■ **Source data**
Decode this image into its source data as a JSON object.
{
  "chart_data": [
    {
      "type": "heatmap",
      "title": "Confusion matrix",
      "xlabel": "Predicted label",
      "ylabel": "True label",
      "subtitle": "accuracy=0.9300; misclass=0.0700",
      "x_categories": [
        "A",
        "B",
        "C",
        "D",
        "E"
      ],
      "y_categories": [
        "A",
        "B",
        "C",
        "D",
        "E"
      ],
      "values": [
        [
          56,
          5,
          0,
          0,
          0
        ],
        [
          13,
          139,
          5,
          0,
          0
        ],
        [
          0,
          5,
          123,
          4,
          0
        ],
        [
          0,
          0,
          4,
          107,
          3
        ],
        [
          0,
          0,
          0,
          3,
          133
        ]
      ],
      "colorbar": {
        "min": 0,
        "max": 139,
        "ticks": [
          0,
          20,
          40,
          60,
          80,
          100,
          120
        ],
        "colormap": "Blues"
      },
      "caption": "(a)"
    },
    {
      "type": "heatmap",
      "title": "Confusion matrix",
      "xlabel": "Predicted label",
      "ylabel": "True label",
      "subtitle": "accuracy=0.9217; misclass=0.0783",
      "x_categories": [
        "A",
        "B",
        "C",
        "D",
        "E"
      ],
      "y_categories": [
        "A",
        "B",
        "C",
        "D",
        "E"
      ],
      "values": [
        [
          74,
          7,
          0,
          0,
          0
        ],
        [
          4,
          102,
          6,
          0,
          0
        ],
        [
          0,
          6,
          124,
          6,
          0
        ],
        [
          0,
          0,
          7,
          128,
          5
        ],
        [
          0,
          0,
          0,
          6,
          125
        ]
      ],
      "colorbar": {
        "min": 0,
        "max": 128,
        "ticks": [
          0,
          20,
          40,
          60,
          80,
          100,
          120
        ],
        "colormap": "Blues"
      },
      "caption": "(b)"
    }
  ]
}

■ **Work instructions**
Write all of the records out again exactly.

■ **Written reply**
Decode this image into its source data as a JSON object.
{
  "chart_data": [
    {
      "type": "heatmap",
      "title": "Confusion matrix",
      "xlabel": "Predicted label",
      "ylabel": "True label",
      "subtitle": "accuracy=0.9300; misclass=0.0700",
      "x_categories": [
        "A",
        "B",
        "C",
        "D",
        "E"
      ],
      "y_categories": [
        "A",
        "B",
        "C",
        "D",
        "E"
      ],
      "values": [
        [
          56,
          5,
          0,
          0,
          0
        ],
        [
          13,
          139,
          5,
          0,
          0
        ],
        [
          0,
          5,
          123,
          4,
          0
        ],
        [
          0,
          0,
          4,
          107,
          3
        ],
        [
          0,
          0,
          0,
          3,
          133
        ]
      ],
      "colorbar": {
        "min": 0,
        "max": 139,
        "ticks": [
          0,
          20,
          40,
          60,
          80,
          100,
          120
        ],
        "colormap": "Blues"
      },
      "caption": "(a)"
    },
    {
      "type": "heatmap",
      "title": "Confusion matrix",
      "xlabel": "Predicted label",
      "ylabel": "True label",
      "subtitle": "accuracy=0.9217; misclass=0.0783",
      "x_categories": [
        "A",
        "B",
        "C",
        "D",
        "E"
      ],
      "y_categories": [
        "A",
        "B",
        "C",
        "D",
        "E"
      ],
      "values": [
        [
          74,
          7,
          0,
          0,
          0
        ],
        [
          4,
          102,
          6,
          0,
          0
        ],
        [
          0,
          6,
          124,
          6,
          0
        ],
        [
          0,
          0,
          7,
          128,
          5
        ],
        [
          0,
          0,
          0,
          6,
          125
        ]
      ],
      "colorbar": {
        "min": 0,
        "max": 128,
        "ticks": [
          0,
          20,
          40,
          60,
          80,
          100,
          120
        ],
        "colormap": "Blues"
      },
      "caption": "(b)"
    }
  ]
}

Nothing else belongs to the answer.